LISTED RECORDS

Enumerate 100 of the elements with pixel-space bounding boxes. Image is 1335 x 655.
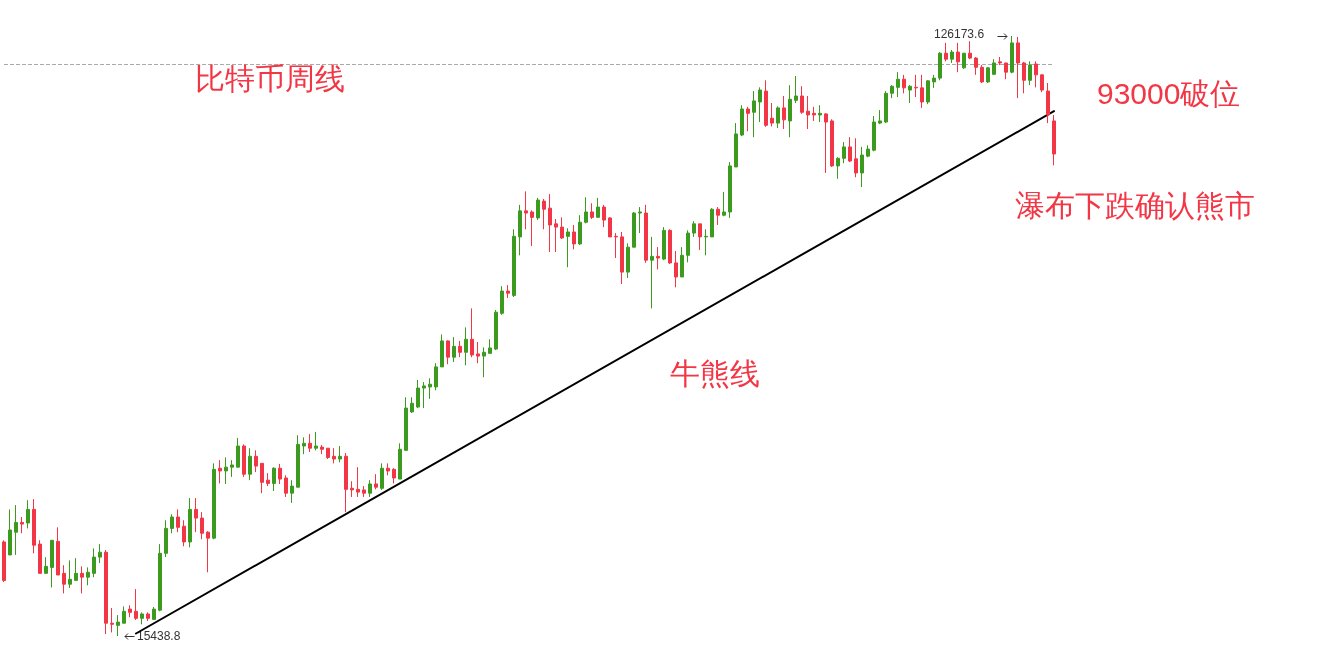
candlestick <box>986 66 990 84</box>
candlestick <box>422 381 426 409</box>
candlestick <box>14 504 18 556</box>
candlestick <box>932 74 936 89</box>
candlestick <box>1040 73 1044 93</box>
candlestick <box>998 56 1002 66</box>
candlestick <box>530 209 534 247</box>
candlestick <box>128 604 132 618</box>
candlestick <box>164 519 168 558</box>
candlestick <box>674 250 678 288</box>
candlestick <box>788 84 792 138</box>
candlestick <box>608 216 612 238</box>
candlestick <box>542 198 546 230</box>
candlestick <box>302 436 306 455</box>
candlestick <box>98 543 102 564</box>
candlestick <box>50 539 54 588</box>
candlestick <box>332 447 336 464</box>
candlestick <box>212 462 216 540</box>
annotation: 126173.6 <box>934 27 985 41</box>
candlestick <box>524 190 528 230</box>
candlestick <box>518 204 522 256</box>
candlestick <box>2 539 6 583</box>
candlestick <box>80 565 84 594</box>
candlestick <box>62 564 66 594</box>
candlestick <box>668 228 672 265</box>
candlestick <box>176 508 180 533</box>
candlestick <box>836 156 840 180</box>
candlestick <box>230 459 234 478</box>
candlestick <box>692 220 696 238</box>
candlestick <box>110 607 114 633</box>
candlestick <box>1046 82 1050 124</box>
candlestick <box>992 58 996 76</box>
candlestick <box>722 191 726 217</box>
candlestick <box>158 543 162 612</box>
candlestick <box>182 519 186 547</box>
candlestick <box>914 74 918 98</box>
candlestick <box>632 211 636 248</box>
candlestick <box>944 42 948 62</box>
candlestick <box>362 485 366 498</box>
candlestick <box>104 549 108 635</box>
candlestick <box>380 462 384 491</box>
candlestick <box>44 556 48 574</box>
candlestick <box>92 547 96 578</box>
candlestick <box>494 309 498 351</box>
candlestick <box>878 109 882 125</box>
candlestick <box>860 146 864 188</box>
candlestick <box>566 227 570 268</box>
candlestick <box>902 74 906 94</box>
candlestick <box>650 236 654 309</box>
candlestick <box>374 473 378 490</box>
candlestick <box>26 499 30 529</box>
candlestick <box>296 434 300 488</box>
annotation: 牛熊线 <box>670 356 760 390</box>
candlestick <box>200 511 204 540</box>
candlestick <box>458 340 462 358</box>
candlestick <box>806 95 810 130</box>
candlestick <box>476 341 480 364</box>
text: 93000破位 <box>1097 76 1241 110</box>
candlestick <box>584 196 588 224</box>
candlestick <box>482 346 486 378</box>
candlestick <box>686 229 690 263</box>
candlestick <box>596 197 600 218</box>
candlestick <box>56 526 60 576</box>
candlestick <box>710 207 714 238</box>
candlestick <box>236 437 240 468</box>
candlestick <box>734 122 738 168</box>
candlestick <box>254 449 258 473</box>
candlestick <box>248 447 252 481</box>
candlestick <box>452 336 456 363</box>
candlestick <box>32 498 36 554</box>
candlestick <box>404 396 408 451</box>
candlestick <box>560 216 564 240</box>
candlestick <box>842 141 846 164</box>
candlestick <box>392 467 396 484</box>
candlestick <box>140 611 144 625</box>
candlestick <box>170 513 174 534</box>
candlestick <box>974 56 978 76</box>
candlestick <box>68 559 72 589</box>
candlestick <box>338 445 342 463</box>
candlestick <box>464 326 468 366</box>
candlestick <box>38 539 42 574</box>
candlestick <box>446 339 450 365</box>
candlestick <box>554 218 558 253</box>
candlestick <box>1034 60 1038 88</box>
candlestick <box>776 105 780 129</box>
candlestick <box>500 285 504 316</box>
candlestick <box>800 85 804 115</box>
candlestick <box>410 396 414 414</box>
candlestick <box>278 463 282 485</box>
candlestick <box>926 79 930 105</box>
candlestick <box>428 377 432 400</box>
candlestick <box>350 480 354 498</box>
annotation: 15438.8 <box>137 629 181 643</box>
candlestick <box>1022 61 1026 94</box>
candlestick <box>20 516 24 534</box>
candlestick <box>146 611 150 622</box>
candlestick <box>206 530 210 573</box>
candlestick <box>764 79 768 128</box>
candlestick <box>122 605 126 624</box>
candlestick <box>272 466 276 492</box>
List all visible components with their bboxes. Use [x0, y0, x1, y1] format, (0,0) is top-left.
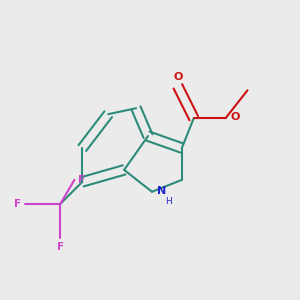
Text: F: F: [57, 242, 64, 251]
Text: H: H: [165, 196, 172, 206]
Text: F: F: [14, 199, 21, 209]
Text: O: O: [230, 112, 240, 122]
Text: F: F: [78, 175, 85, 185]
Text: N: N: [157, 186, 166, 196]
Text: O: O: [173, 72, 182, 82]
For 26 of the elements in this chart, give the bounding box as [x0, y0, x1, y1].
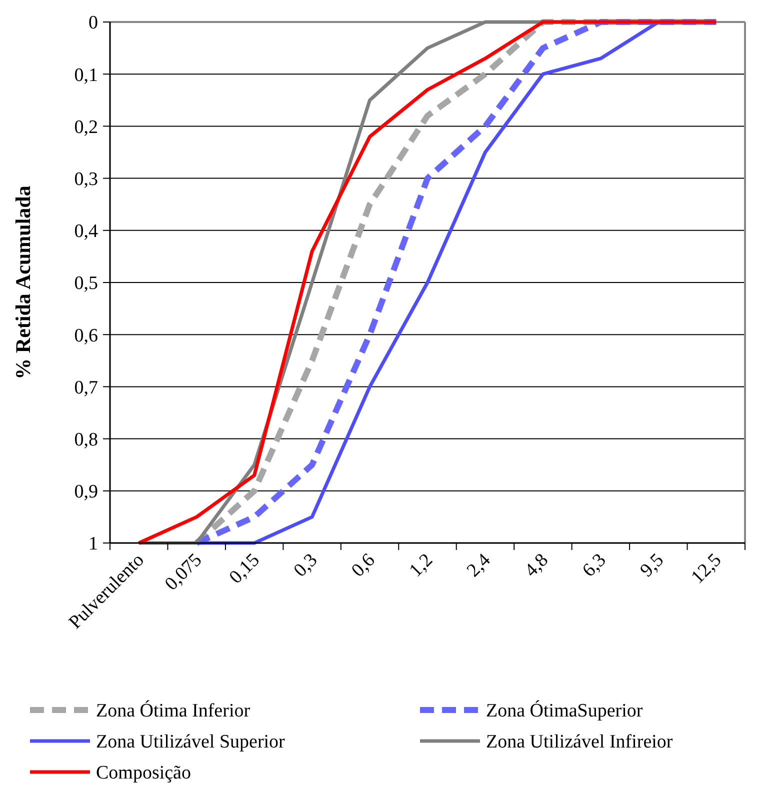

WHAT TO PRODUCE
Set down all of the data above word for word, from the first line to the last, but leave out the pictures.

RESULT BELOW
Enumerate 100 of the elements with pixel-space bounding boxes. Image is 1335 x 655.
candlestick <box>986 66 990 84</box>
candlestick <box>422 381 426 409</box>
candlestick <box>14 504 18 556</box>
candlestick <box>932 74 936 89</box>
candlestick <box>1040 73 1044 93</box>
candlestick <box>998 56 1002 66</box>
candlestick <box>530 209 534 247</box>
candlestick <box>128 604 132 618</box>
candlestick <box>164 519 168 558</box>
candlestick <box>674 250 678 288</box>
candlestick <box>788 84 792 138</box>
candlestick <box>608 216 612 238</box>
candlestick <box>542 198 546 230</box>
candlestick <box>302 436 306 455</box>
candlestick <box>98 543 102 564</box>
candlestick <box>50 539 54 588</box>
candlestick <box>332 447 336 464</box>
candlestick <box>212 462 216 540</box>
annotation: 126173.6 <box>934 27 985 41</box>
candlestick <box>524 190 528 230</box>
candlestick <box>518 204 522 256</box>
candlestick <box>2 539 6 583</box>
candlestick <box>80 565 84 594</box>
candlestick <box>62 564 66 594</box>
candlestick <box>668 228 672 265</box>
candlestick <box>176 508 180 533</box>
candlestick <box>836 156 840 180</box>
candlestick <box>230 459 234 478</box>
candlestick <box>692 220 696 238</box>
candlestick <box>110 607 114 633</box>
candlestick <box>1046 82 1050 124</box>
candlestick <box>992 58 996 76</box>
candlestick <box>722 191 726 217</box>
candlestick <box>158 543 162 612</box>
candlestick <box>182 519 186 547</box>
candlestick <box>914 74 918 98</box>
candlestick <box>632 211 636 248</box>
candlestick <box>944 42 948 62</box>
candlestick <box>362 485 366 498</box>
candlestick <box>104 549 108 635</box>
candlestick <box>380 462 384 491</box>
candlestick <box>44 556 48 574</box>
candlestick <box>92 547 96 578</box>
candlestick <box>494 309 498 351</box>
candlestick <box>878 109 882 125</box>
candlestick <box>860 146 864 188</box>
candlestick <box>566 227 570 268</box>
candlestick <box>902 74 906 94</box>
candlestick <box>650 236 654 309</box>
candlestick <box>374 473 378 490</box>
candlestick <box>26 499 30 529</box>
candlestick <box>296 434 300 488</box>
annotation: 牛熊线 <box>670 356 760 390</box>
candlestick <box>200 511 204 540</box>
candlestick <box>458 340 462 358</box>
candlestick <box>806 95 810 130</box>
candlestick <box>476 341 480 364</box>
text: 93000破位 <box>1097 76 1241 110</box>
candlestick <box>584 196 588 224</box>
candlestick <box>482 346 486 378</box>
candlestick <box>686 229 690 263</box>
candlestick <box>596 197 600 218</box>
candlestick <box>56 526 60 576</box>
candlestick <box>710 207 714 238</box>
candlestick <box>236 437 240 468</box>
candlestick <box>734 122 738 168</box>
candlestick <box>254 449 258 473</box>
candlestick <box>248 447 252 481</box>
candlestick <box>452 336 456 363</box>
candlestick <box>32 498 36 554</box>
candlestick <box>404 396 408 451</box>
candlestick <box>560 216 564 240</box>
candlestick <box>842 141 846 164</box>
candlestick <box>392 467 396 484</box>
candlestick <box>140 611 144 625</box>
candlestick <box>170 513 174 534</box>
candlestick <box>974 56 978 76</box>
candlestick <box>68 559 72 589</box>
candlestick <box>338 445 342 463</box>
candlestick <box>464 326 468 366</box>
candlestick <box>38 539 42 574</box>
candlestick <box>446 339 450 365</box>
candlestick <box>554 218 558 253</box>
candlestick <box>1034 60 1038 88</box>
candlestick <box>776 105 780 129</box>
candlestick <box>500 285 504 316</box>
candlestick <box>800 85 804 115</box>
candlestick <box>410 396 414 414</box>
candlestick <box>278 463 282 485</box>
candlestick <box>926 79 930 105</box>
candlestick <box>428 377 432 400</box>
candlestick <box>350 480 354 498</box>
annotation: 15438.8 <box>137 629 181 643</box>
candlestick <box>1022 61 1026 94</box>
candlestick <box>20 516 24 534</box>
candlestick <box>146 611 150 622</box>
candlestick <box>206 530 210 573</box>
candlestick <box>764 79 768 128</box>
candlestick <box>122 605 126 624</box>
candlestick <box>272 466 276 492</box>
List all visible components with their bboxes. Use [x0, y0, x1, y1] format, (0,0) is top-left.
Text: F: F: [57, 242, 64, 251]
Text: H: H: [165, 196, 172, 206]
Text: F: F: [14, 199, 21, 209]
Text: O: O: [230, 112, 240, 122]
Text: F: F: [78, 175, 85, 185]
Text: N: N: [157, 186, 166, 196]
Text: O: O: [173, 72, 182, 82]
For 26 of the elements in this chart, give the bounding box as [x0, y0, x1, y1].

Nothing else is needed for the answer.